(Stored entries)

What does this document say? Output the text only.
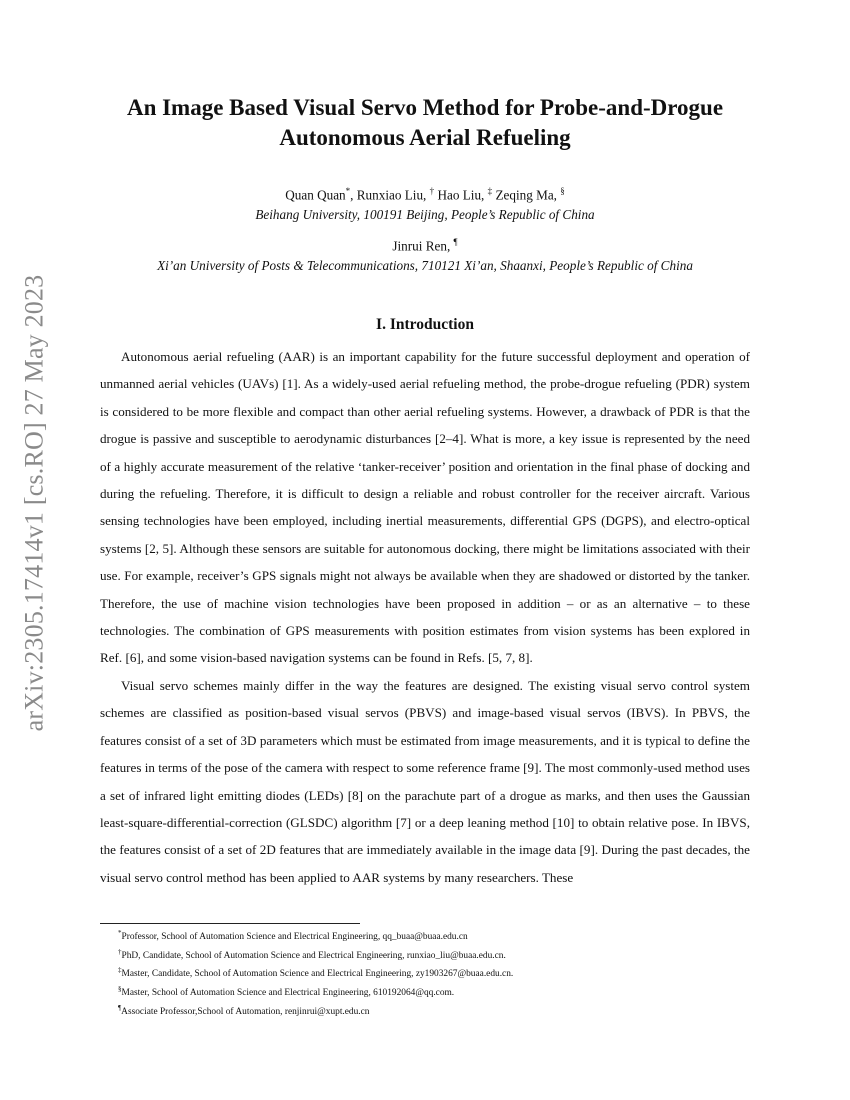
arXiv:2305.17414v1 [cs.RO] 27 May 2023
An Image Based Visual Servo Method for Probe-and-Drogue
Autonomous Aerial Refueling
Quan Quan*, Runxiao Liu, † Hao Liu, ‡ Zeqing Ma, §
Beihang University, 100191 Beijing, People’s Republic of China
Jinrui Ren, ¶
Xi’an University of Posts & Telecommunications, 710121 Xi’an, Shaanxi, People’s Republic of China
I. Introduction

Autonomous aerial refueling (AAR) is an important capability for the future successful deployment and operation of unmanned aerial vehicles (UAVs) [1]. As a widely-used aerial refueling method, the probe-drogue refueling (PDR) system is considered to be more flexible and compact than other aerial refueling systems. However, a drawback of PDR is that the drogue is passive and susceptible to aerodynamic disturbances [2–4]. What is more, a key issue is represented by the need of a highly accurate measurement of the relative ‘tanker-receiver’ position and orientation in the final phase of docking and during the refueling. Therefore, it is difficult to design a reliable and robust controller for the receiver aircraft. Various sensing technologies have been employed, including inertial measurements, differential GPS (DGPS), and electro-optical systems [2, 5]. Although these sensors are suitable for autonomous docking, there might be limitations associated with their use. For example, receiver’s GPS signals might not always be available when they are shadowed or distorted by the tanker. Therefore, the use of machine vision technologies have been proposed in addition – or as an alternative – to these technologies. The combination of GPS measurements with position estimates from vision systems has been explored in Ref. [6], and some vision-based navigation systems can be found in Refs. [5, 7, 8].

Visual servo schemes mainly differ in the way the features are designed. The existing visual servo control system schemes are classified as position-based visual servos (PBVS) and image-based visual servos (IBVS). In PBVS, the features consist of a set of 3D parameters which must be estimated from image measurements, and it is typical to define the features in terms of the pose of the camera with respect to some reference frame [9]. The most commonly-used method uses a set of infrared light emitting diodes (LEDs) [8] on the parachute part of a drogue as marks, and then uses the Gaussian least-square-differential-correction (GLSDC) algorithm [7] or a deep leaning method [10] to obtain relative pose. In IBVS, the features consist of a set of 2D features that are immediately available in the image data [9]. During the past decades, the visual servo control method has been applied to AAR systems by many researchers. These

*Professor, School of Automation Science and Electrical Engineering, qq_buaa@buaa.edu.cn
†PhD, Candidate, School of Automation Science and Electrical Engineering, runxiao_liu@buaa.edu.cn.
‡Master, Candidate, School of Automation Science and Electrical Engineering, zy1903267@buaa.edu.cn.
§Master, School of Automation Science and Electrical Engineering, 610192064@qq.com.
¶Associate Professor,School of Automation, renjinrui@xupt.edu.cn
---
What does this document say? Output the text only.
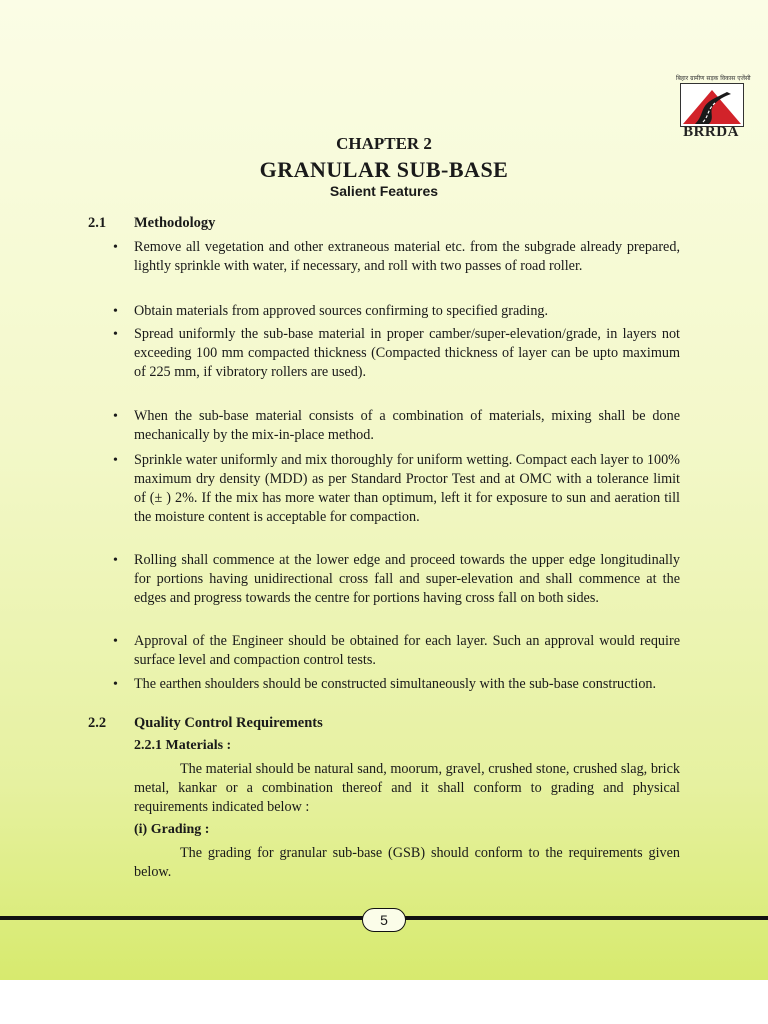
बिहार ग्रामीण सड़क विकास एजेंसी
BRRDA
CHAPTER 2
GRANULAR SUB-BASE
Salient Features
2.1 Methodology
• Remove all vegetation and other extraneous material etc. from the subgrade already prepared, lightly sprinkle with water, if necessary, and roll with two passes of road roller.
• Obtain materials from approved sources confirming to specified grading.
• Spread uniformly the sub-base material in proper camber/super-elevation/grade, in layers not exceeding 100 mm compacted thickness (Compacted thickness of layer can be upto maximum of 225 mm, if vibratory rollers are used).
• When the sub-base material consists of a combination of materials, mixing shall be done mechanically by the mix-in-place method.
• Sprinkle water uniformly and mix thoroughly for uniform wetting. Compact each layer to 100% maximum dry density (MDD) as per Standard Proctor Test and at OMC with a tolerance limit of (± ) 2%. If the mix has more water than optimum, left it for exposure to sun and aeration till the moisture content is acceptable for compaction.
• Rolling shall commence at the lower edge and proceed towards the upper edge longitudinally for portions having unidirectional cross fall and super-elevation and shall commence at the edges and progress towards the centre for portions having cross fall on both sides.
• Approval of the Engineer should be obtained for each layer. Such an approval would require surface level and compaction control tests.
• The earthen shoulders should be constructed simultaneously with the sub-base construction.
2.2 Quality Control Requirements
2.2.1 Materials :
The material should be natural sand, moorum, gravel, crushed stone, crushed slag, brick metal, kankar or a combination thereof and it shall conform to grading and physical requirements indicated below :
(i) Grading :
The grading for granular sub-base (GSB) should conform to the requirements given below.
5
* * *
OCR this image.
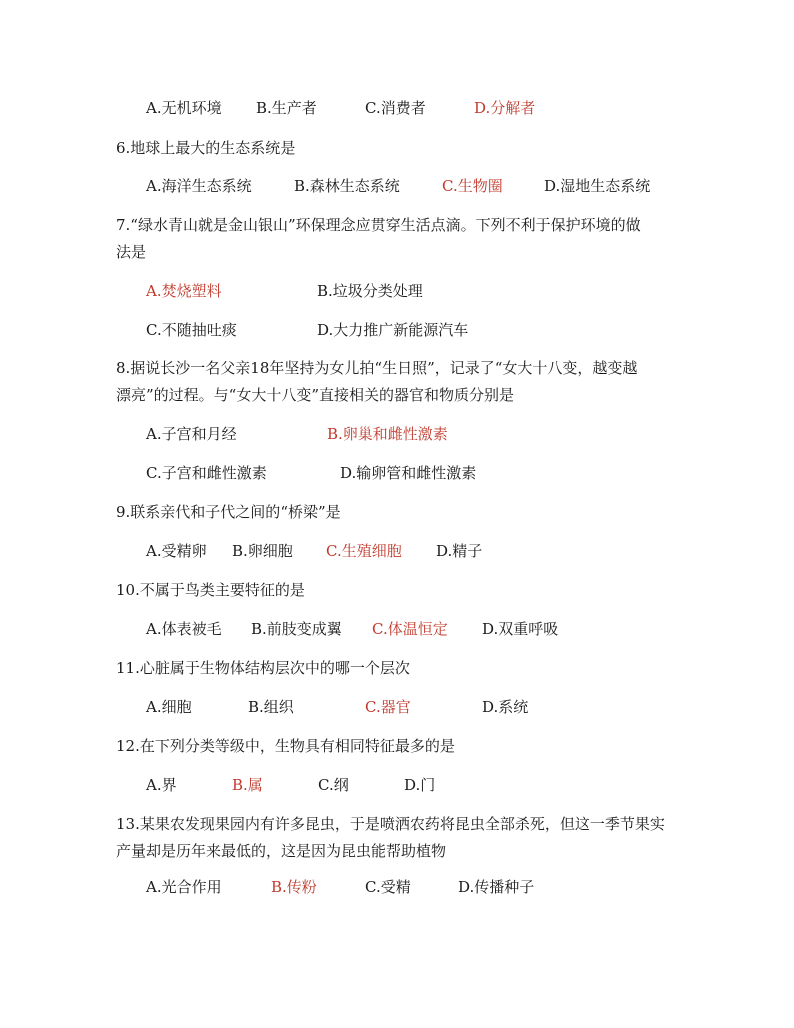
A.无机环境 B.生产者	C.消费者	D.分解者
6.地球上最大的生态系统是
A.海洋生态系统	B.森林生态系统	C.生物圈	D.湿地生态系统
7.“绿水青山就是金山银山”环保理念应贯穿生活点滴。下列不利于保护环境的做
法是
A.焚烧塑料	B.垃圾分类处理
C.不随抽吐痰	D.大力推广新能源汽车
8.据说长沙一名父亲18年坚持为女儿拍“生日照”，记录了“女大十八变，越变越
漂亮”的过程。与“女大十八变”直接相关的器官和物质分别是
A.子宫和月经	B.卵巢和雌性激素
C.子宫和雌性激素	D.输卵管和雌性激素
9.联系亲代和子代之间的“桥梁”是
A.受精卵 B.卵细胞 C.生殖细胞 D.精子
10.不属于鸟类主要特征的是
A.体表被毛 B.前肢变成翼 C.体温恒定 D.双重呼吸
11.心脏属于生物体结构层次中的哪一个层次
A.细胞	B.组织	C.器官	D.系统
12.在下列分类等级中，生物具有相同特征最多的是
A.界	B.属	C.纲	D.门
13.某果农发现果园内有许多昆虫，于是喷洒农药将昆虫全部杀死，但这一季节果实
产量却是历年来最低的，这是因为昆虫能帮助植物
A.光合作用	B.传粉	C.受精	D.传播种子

What you should do
Every line above that contains the word "University" should be reported.

Response below
Beihang University, 100191 Beijing, People’s Republic of China
Xi’an University of Posts & Telecommunications, 710121 Xi’an, Shaanxi, People’s Republic of China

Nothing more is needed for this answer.